BEGIN Text block
Solved – Denoising Autoencoder not training properly

autoencodershyperparameterneural networkstensorflow

I've implemented a denoising autoencoder using TensorFlow. The code is here, there is also a command line script to launch it. The code seems to work, the cross-validation error is decreasing every iteration, but the autoencoder doesn't seem to be learning good features (I'm using MNIST).
This is an example of learned features:
enter image description here

The parameters I used are the following:

--n_components 1000 --batch_size 25 --n_iter 100 --verbose 1 --learning_rate 0.01 --weight_images 0 --corr_type masking --corr_frac 0.5 --encode_valid --enc_act_func sigmoid --dec_act_func sigmoid --loss_func cross_entropy --opt momentum --momentum 0.9 --dropout 0.5

number of hidden units: 1000

batch_size: 25

epochs: 100

learning rate: 0.01

input corruption type and frac: masking 0.5 (set 50% of the pixels to zero)

encoder activation function: sigmoid

decoder activation function: sigmoid

loss function: cross entropy

optimizer: momentum, 0.9

encoder layer dropout probability: 0.5

The question is: what is a good choice of the hyperparameters for the MNIST dataset?
END Text block
BEGIN Material supplied
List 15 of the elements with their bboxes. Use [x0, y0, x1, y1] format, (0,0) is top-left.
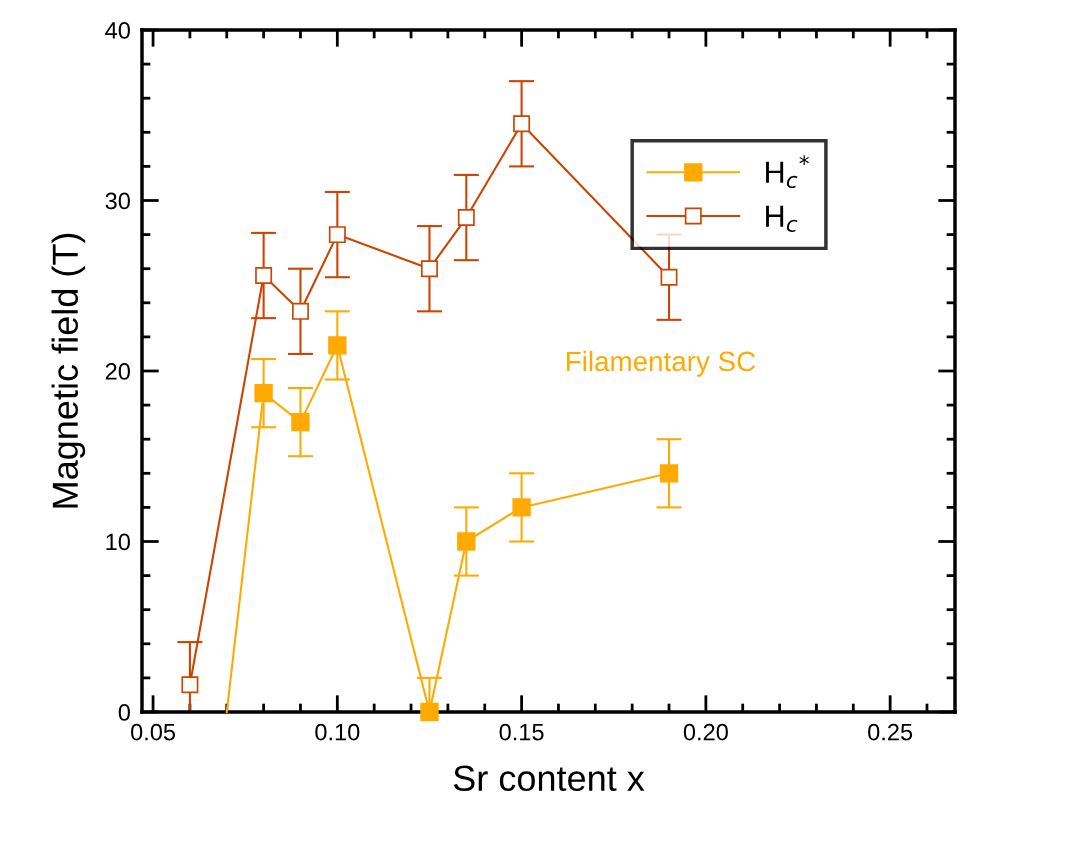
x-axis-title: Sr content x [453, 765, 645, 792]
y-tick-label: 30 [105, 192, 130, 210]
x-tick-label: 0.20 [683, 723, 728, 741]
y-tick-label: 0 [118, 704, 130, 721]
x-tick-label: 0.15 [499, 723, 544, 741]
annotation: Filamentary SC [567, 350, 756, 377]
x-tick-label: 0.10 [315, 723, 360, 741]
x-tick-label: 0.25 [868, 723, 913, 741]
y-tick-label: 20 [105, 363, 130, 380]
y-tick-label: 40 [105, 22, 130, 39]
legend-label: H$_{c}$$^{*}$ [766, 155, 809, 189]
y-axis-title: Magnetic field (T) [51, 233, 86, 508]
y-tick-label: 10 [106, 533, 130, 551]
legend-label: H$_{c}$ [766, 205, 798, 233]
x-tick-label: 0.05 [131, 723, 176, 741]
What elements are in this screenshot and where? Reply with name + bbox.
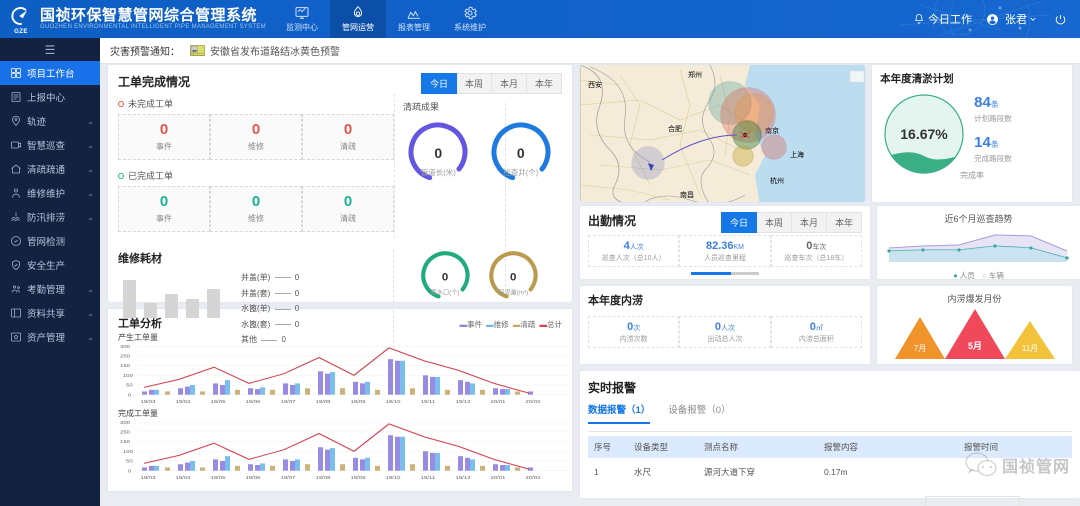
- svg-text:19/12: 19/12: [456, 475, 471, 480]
END Material supplied
**Requirement:** Copy out the denoising autoencoder thread word for word, from start to finish, changing nothing.

**Solution for this problem:**
Solved – Denoising Autoencoder not training properly

autoencodershyperparameterneural networkstensorflow

I've implemented a denoising autoencoder using TensorFlow. The code is here, there is also a command line script to launch it. The code seems to work, the cross-validation error is decreasing every iteration, but the autoencoder doesn't seem to be learning good features (I'm using MNIST).
This is an example of learned features:
enter image description here

The parameters I used are the following:

--n_components 1000 --batch_size 25 --n_iter 100 --verbose 1 --learning_rate 0.01 --weight_images 0 --corr_type masking --corr_frac 0.5 --encode_valid --enc_act_func sigmoid --dec_act_func sigmoid --loss_func cross_entropy --opt momentum --momentum 0.9 --dropout 0.5

number of hidden units: 1000

batch_size: 25

epochs: 100

learning rate: 0.01

input corruption type and frac: masking 0.5 (set 50% of the pixels to zero)

encoder activation function: sigmoid

decoder activation function: sigmoid

loss function: cross entropy

optimizer: momentum, 0.9

encoder layer dropout probability: 0.5

The question is: what is a good choice of the hyperparameters for the MNIST dataset?